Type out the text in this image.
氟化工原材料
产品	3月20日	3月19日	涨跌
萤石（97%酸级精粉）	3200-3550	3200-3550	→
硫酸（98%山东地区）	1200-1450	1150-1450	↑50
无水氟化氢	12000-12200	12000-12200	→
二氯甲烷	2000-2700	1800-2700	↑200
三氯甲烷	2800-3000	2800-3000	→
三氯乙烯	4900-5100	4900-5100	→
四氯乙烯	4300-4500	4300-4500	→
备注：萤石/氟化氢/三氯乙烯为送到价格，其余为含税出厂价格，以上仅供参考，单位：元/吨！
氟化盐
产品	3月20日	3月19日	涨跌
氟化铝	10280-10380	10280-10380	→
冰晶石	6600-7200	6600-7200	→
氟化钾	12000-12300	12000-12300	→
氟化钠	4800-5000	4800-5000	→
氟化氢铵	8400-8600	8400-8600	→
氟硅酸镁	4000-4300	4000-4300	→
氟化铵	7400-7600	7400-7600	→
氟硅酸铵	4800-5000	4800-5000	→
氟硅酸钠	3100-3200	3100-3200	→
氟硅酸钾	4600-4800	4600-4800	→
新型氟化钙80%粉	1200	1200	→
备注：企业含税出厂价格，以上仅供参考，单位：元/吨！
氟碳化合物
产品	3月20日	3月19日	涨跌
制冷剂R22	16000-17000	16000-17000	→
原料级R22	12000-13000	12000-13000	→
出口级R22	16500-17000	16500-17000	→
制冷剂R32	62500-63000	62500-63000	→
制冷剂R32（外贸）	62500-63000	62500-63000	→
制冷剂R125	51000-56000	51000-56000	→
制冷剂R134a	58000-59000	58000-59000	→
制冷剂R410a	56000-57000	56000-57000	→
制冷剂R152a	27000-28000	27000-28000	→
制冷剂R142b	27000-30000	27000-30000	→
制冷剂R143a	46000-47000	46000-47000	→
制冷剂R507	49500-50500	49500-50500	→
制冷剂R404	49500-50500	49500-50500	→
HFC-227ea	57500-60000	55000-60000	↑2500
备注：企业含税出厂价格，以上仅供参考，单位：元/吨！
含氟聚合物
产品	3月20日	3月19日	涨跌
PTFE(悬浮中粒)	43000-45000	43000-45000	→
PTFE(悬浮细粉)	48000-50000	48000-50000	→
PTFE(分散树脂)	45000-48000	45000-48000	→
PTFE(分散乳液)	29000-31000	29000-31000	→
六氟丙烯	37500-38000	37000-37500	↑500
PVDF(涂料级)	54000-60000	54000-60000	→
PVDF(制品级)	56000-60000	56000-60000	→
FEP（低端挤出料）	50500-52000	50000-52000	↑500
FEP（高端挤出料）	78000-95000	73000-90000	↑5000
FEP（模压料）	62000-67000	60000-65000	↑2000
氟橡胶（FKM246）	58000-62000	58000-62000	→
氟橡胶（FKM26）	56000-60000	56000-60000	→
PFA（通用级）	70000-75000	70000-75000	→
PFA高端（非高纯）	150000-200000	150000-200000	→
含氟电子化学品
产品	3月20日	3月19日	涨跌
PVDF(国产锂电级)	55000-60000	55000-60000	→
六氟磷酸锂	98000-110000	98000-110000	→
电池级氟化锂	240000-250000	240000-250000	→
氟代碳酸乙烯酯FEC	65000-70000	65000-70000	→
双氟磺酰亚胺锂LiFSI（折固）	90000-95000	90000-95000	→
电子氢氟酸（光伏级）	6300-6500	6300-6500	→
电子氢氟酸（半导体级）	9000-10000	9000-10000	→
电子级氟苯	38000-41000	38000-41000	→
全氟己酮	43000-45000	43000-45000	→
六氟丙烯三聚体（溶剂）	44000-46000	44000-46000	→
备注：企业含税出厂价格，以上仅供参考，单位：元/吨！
* * *
WRITTEN EXERCISE: Check every line of the data above for the string "PTFE", and copy those that have it.

THE COMPLETED TASK:
PTFE(悬浮中粒)	43000-45000	43000-45000	→
PTFE(悬浮细粉)	48000-50000	48000-50000	→
PTFE(分散树脂)	45000-48000	45000-48000	→
PTFE(分散乳液)	29000-31000	29000-31000	→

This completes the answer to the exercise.